*** DATA SHOWN Section Begins ***

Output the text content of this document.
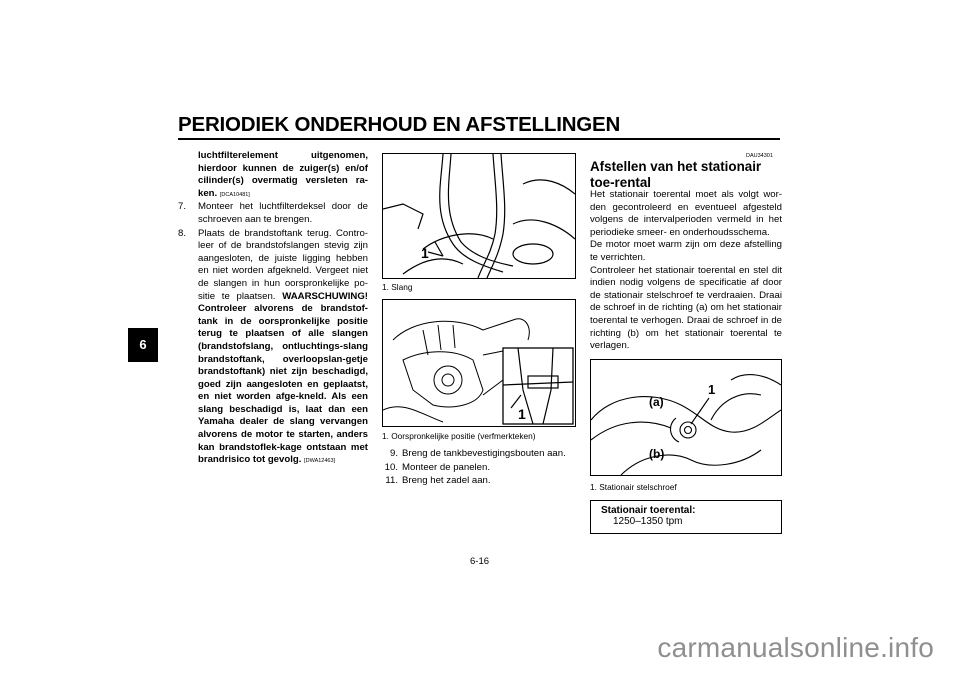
PERIODIEK ONDERHOUD EN AFSTELLINGEN
6
luchtfilterelement uitgenomen, hierdoor kunnen de zuiger(s) en/of cilinder(s) overmatig versleten ra-ken. [DCA10481]
7.	Monteer het luchtfilterdeksel door de schroeven aan te brengen.
8.	Plaats de brandstoftank terug. Contro-leer of de brandstofslangen stevig zijn aangesloten, de juiste ligging hebben en niet worden afgekneld. Vergeet niet de slangen in hun oorspronkelijke po-sitie te plaatsen. WAARSCHUWING! Controleer alvorens de brandstof-tank in de oorspronkelijke positie terug te plaatsen of alle slangen (brandstofslang, ontluchtings-slang brandstoftank, overloopslan-getje brandstoftank) niet zijn beschadigd, goed zijn aangesloten en geplaatst, en niet worden afge-kneld. Als een slang beschadigd is, laat dan een Yamaha dealer de slang vervangen alvorens de motor te starten, anders kan brandstoflek-kage ontstaan met brandrisico tot gevolg. [DWA12463]
1
1. Slang
1
1. Oorspronkelijke positie (verfmerkteken)
9. Breng de tankbevestigingsbouten aan.
10. Monteer de panelen.
11. Breng het zadel aan.
DAU34301
Afstellen van het stationair toe-rental
Het stationair toerental moet als volgt wor-den gecontroleerd en eventueel afgesteld volgens de intervalperioden vermeld in het periodieke smeer- en onderhoudsschema.
De motor moet warm zijn om deze afstelling te verrichten.
Controleer het stationair toerental en stel dit indien nodig volgens de specificatie af door de stationair stelschroef te verdraaien. Draai de schroef in de richting (a) om het stationair toerental te verhogen. Draai de schroef in de richting (b) om het stationair toerental te verlagen.
1
(a)
(b)
1. Stationair stelschroef
Stationair toerental:
1250–1350 tpm
6-16
carmanualsonline.info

*** DATA SHOWN Section Ends ***

-- WORK INSTRUCTIONS --
Once the pictures are dropped, please print every remaining line of the material verbatim.

-- FINISHED EXERCISE --
Output the text content of this document.
PERIODIEK ONDERHOUD EN AFSTELLINGEN
6
luchtfilterelement uitgenomen, hierdoor kunnen de zuiger(s) en/of cilinder(s) overmatig versleten ra-ken. [DCA10481]
7.	Monteer het luchtfilterdeksel door de schroeven aan te brengen.
8.	Plaats de brandstoftank terug. Contro-leer of de brandstofslangen stevig zijn aangesloten, de juiste ligging hebben en niet worden afgekneld. Vergeet niet de slangen in hun oorspronkelijke po-sitie te plaatsen. WAARSCHUWING! Controleer alvorens de brandstof-tank in de oorspronkelijke positie terug te plaatsen of alle slangen (brandstofslang, ontluchtings-slang brandstoftank, overloopslan-getje brandstoftank) niet zijn beschadigd, goed zijn aangesloten en geplaatst, en niet worden afge-kneld. Als een slang beschadigd is, laat dan een Yamaha dealer de slang vervangen alvorens de motor te starten, anders kan brandstoflek-kage ontstaan met brandrisico tot gevolg. [DWA12463]
1
1. Slang
1
1. Oorspronkelijke positie (verfmerkteken)
9. Breng de tankbevestigingsbouten aan.
10. Monteer de panelen.
11. Breng het zadel aan.
DAU34301
Afstellen van het stationair toe-rental
Het stationair toerental moet als volgt wor-den gecontroleerd en eventueel afgesteld volgens de intervalperioden vermeld in het periodieke smeer- en onderhoudsschema.
De motor moet warm zijn om deze afstelling te verrichten.
Controleer het stationair toerental en stel dit indien nodig volgens de specificatie af door de stationair stelschroef te verdraaien. Draai de schroef in de richting (a) om het stationair toerental te verhogen. Draai de schroef in de richting (b) om het stationair toerental te verlagen.
1
(a)
(b)
1. Stationair stelschroef
Stationair toerental:
1250–1350 tpm
6-16
carmanualsonline.info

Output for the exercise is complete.